- _Written request_
Your answer is a single number: the count of lines that contain the string "JSON".

- _Records for this exercise_
......

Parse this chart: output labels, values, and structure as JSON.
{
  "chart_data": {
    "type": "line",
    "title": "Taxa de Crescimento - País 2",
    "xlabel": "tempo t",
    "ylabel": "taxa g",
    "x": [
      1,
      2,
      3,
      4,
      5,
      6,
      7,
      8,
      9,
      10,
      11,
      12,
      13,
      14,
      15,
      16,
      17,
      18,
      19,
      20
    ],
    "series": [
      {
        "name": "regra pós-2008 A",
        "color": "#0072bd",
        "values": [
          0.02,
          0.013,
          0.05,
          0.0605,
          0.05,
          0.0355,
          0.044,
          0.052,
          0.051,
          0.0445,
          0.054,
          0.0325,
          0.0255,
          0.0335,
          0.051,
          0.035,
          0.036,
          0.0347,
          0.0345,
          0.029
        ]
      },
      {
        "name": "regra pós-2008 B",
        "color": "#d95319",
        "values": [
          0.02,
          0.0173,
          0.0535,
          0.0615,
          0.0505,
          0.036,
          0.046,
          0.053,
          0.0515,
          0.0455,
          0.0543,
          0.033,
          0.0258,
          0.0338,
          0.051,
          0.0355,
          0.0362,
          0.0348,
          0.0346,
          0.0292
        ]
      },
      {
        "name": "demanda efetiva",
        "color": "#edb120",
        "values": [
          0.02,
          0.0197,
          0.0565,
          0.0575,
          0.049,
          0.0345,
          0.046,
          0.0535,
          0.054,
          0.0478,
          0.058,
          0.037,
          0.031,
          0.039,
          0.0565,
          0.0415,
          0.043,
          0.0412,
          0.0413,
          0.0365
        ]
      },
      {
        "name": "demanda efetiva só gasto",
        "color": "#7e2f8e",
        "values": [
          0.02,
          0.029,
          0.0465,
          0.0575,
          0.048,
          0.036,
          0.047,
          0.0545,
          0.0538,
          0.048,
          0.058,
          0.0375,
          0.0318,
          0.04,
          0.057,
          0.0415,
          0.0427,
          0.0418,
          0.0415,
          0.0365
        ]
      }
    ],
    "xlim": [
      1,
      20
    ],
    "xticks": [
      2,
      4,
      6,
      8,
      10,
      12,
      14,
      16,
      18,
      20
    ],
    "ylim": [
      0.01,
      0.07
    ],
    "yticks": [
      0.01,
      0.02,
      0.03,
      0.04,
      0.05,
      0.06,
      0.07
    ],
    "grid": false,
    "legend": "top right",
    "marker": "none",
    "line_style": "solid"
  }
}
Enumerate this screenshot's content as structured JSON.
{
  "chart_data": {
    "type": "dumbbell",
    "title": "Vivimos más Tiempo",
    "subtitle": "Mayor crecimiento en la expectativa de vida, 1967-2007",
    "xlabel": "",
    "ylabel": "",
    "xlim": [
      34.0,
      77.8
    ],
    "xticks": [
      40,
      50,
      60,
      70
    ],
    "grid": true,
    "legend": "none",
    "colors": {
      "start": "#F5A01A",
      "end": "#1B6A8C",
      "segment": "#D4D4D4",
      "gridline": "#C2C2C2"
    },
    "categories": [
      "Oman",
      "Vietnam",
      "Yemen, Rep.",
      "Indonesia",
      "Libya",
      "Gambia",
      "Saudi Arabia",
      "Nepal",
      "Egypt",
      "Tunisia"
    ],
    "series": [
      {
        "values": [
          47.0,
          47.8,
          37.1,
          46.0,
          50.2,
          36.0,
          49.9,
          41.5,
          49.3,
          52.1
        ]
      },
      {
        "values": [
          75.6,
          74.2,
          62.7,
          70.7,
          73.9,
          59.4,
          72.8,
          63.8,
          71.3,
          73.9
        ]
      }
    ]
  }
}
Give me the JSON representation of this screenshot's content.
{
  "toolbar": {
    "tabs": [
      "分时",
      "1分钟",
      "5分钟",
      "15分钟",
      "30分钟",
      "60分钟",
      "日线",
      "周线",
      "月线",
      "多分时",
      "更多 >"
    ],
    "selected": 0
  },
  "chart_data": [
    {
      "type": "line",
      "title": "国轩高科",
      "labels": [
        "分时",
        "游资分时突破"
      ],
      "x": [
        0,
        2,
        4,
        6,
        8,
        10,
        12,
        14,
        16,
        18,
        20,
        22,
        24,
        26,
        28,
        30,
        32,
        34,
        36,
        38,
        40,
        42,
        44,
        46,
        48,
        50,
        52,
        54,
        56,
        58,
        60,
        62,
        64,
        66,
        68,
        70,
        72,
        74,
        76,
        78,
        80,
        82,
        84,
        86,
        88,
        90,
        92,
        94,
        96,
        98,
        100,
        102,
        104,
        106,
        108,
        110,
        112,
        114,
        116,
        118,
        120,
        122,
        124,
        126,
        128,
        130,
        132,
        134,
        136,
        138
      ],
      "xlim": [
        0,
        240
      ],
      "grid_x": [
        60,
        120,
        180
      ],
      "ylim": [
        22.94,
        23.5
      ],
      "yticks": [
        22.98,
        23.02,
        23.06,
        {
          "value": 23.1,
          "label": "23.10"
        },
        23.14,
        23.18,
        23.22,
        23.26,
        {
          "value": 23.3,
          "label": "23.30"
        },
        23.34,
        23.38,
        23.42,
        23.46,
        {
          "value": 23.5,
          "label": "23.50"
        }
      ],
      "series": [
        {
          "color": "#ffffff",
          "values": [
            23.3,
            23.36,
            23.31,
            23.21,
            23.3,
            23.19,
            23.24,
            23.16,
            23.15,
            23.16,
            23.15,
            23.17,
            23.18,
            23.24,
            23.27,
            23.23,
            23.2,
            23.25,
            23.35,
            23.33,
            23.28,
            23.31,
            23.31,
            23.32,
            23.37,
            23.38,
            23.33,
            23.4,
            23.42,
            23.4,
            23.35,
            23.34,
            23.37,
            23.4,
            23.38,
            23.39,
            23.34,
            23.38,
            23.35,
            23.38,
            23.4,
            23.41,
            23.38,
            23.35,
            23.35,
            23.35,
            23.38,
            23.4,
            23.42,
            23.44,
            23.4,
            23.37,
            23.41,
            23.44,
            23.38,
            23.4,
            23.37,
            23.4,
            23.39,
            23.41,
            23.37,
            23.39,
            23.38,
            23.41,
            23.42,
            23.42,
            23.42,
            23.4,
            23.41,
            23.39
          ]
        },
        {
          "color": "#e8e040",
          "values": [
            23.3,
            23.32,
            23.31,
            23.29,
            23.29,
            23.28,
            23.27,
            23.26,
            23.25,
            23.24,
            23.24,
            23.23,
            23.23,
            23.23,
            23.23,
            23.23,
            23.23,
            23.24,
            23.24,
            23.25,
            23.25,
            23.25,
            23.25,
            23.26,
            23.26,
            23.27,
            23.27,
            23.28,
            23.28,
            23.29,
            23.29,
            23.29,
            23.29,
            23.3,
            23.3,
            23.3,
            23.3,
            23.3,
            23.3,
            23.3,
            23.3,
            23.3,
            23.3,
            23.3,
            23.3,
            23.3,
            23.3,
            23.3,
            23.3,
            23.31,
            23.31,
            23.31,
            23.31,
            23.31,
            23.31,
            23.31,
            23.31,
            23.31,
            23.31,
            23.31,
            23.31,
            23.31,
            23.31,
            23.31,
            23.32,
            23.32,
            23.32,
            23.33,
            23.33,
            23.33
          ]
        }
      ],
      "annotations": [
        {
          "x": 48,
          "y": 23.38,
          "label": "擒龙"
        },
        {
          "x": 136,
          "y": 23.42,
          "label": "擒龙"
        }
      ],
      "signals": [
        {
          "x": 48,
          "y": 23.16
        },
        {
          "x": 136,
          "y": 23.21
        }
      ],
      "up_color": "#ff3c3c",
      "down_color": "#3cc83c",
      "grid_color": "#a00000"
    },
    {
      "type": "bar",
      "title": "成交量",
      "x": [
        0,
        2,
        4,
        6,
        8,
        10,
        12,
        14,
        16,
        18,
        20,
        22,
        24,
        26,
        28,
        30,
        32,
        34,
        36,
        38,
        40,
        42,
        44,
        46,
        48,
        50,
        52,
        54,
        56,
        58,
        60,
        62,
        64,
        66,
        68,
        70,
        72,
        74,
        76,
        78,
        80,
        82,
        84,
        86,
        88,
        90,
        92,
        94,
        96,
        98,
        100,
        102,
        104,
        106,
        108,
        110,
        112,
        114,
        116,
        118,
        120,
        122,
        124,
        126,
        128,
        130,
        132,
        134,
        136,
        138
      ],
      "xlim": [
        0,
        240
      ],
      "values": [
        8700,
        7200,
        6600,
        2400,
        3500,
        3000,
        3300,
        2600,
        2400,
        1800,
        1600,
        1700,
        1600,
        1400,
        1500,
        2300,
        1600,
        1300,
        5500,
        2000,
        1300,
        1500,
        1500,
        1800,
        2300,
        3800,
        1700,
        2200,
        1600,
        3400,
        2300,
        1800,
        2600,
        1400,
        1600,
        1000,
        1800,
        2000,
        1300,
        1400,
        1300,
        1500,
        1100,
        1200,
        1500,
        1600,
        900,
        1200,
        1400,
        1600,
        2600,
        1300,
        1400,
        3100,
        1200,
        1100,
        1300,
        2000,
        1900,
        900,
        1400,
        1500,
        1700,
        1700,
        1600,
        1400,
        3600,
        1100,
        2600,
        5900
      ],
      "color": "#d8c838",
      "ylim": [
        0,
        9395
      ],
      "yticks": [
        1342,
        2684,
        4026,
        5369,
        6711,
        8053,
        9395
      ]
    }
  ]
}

......

- _Written response_
3